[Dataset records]
-=-=-
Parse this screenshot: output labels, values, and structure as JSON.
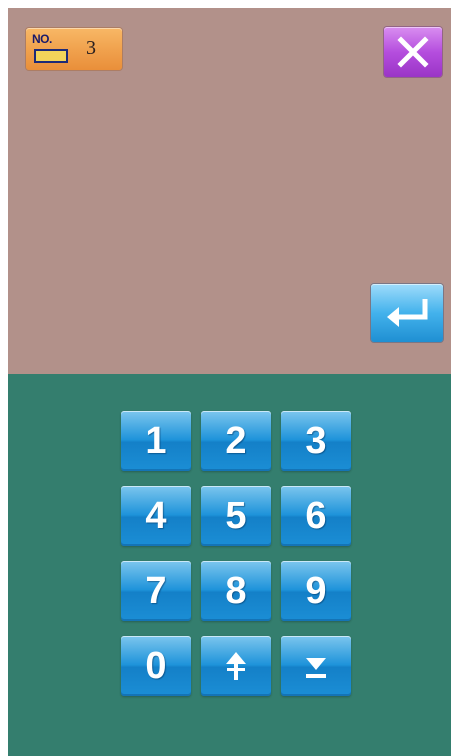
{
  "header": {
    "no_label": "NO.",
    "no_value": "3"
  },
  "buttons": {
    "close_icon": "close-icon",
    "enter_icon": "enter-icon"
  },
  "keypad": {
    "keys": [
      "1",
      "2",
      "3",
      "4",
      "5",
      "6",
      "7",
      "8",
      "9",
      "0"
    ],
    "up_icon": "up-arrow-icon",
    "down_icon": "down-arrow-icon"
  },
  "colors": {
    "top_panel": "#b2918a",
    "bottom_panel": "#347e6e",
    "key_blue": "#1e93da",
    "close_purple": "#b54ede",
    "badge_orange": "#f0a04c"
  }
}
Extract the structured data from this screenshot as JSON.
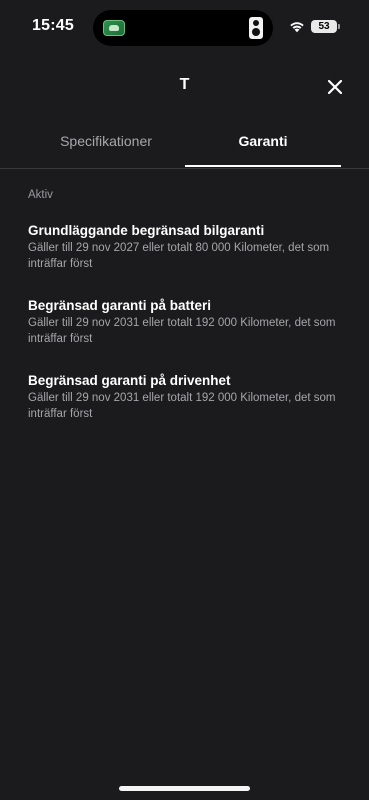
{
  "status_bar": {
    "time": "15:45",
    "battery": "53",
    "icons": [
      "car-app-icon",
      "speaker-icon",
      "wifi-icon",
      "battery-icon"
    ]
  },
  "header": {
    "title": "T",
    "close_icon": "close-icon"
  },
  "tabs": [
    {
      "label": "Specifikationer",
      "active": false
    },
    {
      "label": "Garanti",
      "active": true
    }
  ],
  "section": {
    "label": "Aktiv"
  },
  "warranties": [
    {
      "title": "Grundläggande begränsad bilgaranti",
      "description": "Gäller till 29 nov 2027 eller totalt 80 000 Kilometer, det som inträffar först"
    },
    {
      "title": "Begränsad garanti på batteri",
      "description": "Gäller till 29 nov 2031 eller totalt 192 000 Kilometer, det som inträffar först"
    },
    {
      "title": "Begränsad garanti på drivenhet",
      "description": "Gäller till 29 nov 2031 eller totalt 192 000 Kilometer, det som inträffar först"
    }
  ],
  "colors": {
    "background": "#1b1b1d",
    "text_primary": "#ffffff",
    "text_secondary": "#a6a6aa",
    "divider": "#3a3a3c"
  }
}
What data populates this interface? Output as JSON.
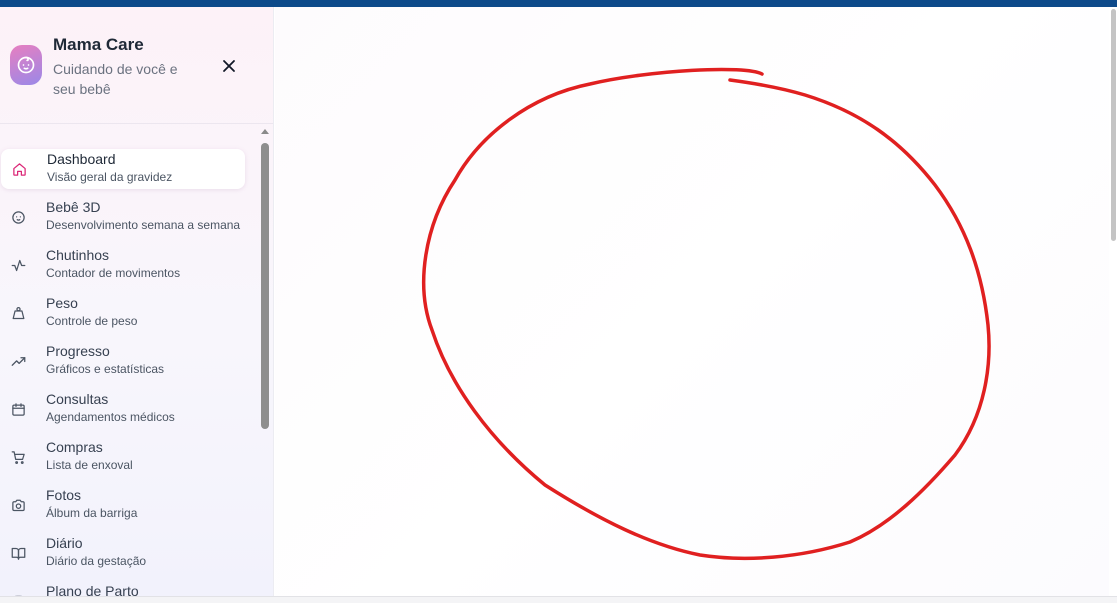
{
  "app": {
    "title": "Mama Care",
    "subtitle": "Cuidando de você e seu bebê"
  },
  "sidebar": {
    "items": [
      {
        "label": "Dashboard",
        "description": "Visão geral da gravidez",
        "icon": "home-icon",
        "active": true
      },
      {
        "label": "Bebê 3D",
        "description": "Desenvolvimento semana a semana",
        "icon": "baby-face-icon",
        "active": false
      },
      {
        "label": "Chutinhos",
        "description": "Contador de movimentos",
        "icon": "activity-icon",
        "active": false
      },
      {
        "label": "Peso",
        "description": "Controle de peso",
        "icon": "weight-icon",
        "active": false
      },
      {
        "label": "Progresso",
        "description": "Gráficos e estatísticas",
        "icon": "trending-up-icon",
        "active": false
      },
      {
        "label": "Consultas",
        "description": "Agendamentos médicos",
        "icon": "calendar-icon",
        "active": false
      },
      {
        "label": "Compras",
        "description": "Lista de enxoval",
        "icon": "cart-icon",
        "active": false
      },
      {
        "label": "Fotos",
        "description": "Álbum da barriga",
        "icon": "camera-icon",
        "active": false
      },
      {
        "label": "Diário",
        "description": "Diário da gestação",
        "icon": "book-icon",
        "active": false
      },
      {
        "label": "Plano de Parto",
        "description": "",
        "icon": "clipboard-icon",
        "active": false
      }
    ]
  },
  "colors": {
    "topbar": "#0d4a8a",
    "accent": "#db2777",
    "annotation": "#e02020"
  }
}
-=-=-
* _GIVEN REQUEST_:
Give every record back exactly as it reads, with no images.

* _REPLY TO THE TASK_:
Parse this screenshot: output labels, values, and structure as JSON.
{
  "header": {
    "no_label": "NO.",
    "no_value": "3"
  },
  "buttons": {
    "close_icon": "close-icon",
    "enter_icon": "enter-icon"
  },
  "keypad": {
    "keys": [
      "1",
      "2",
      "3",
      "4",
      "5",
      "6",
      "7",
      "8",
      "9",
      "0"
    ],
    "up_icon": "up-arrow-icon",
    "down_icon": "down-arrow-icon"
  },
  "colors": {
    "top_panel": "#b2918a",
    "bottom_panel": "#347e6e",
    "key_blue": "#1e93da",
    "close_purple": "#b54ede",
    "badge_orange": "#f0a04c"
  }
}
Extract the structured data from this screenshot as JSON.
{
  "status_bar": {
    "time": "15:45",
    "battery": "53",
    "icons": [
      "car-app-icon",
      "speaker-icon",
      "wifi-icon",
      "battery-icon"
    ]
  },
  "header": {
    "title": "T",
    "close_icon": "close-icon"
  },
  "tabs": [
    {
      "label": "Specifikationer",
      "active": false
    },
    {
      "label": "Garanti",
      "active": true
    }
  ],
  "section": {
    "label": "Aktiv"
  },
  "warranties": [
    {
      "title": "Grundläggande begränsad bilgaranti",
      "description": "Gäller till 29 nov 2027 eller totalt 80 000 Kilometer, det som inträffar först"
    },
    {
      "title": "Begränsad garanti på batteri",
      "description": "Gäller till 29 nov 2031 eller totalt 192 000 Kilometer, det som inträffar först"
    },
    {
      "title": "Begränsad garanti på drivenhet",
      "description": "Gäller till 29 nov 2031 eller totalt 192 000 Kilometer, det som inträffar först"
    }
  ],
  "colors": {
    "background": "#1b1b1d",
    "text_primary": "#ffffff",
    "text_secondary": "#a6a6aa",
    "divider": "#3a3a3c"
  }
}
What data populates this interface? Output as JSON.
{
  "app": {
    "title": "Mama Care",
    "subtitle": "Cuidando de você e seu bebê"
  },
  "sidebar": {
    "items": [
      {
        "label": "Dashboard",
        "description": "Visão geral da gravidez",
        "icon": "home-icon",
        "active": true
      },
      {
        "label": "Bebê 3D",
        "description": "Desenvolvimento semana a semana",
        "icon": "baby-face-icon",
        "active": false
      },
      {
        "label": "Chutinhos",
        "description": "Contador de movimentos",
        "icon": "activity-icon",
        "active": false
      },
      {
        "label": "Peso",
        "description": "Controle de peso",
        "icon": "weight-icon",
        "active": false
      },
      {
        "label": "Progresso",
        "description": "Gráficos e estatísticas",
        "icon": "trending-up-icon",
        "active": false
      },
      {
        "label": "Consultas",
        "description": "Agendamentos médicos",
        "icon": "calendar-icon",
        "active": false
      },
      {
        "label": "Compras",
        "description": "Lista de enxoval",
        "icon": "cart-icon",
        "active": false
      },
      {
        "label": "Fotos",
        "description": "Álbum da barriga",
        "icon": "camera-icon",
        "active": false
      },
      {
        "label": "Diário",
        "description": "Diário da gestação",
        "icon": "book-icon",
        "active": false
      },
      {
        "label": "Plano de Parto",
        "description": "",
        "icon": "clipboard-icon",
        "active": false
      }
    ]
  },
  "colors": {
    "topbar": "#0d4a8a",
    "accent": "#db2777",
    "annotation": "#e02020"
  }
}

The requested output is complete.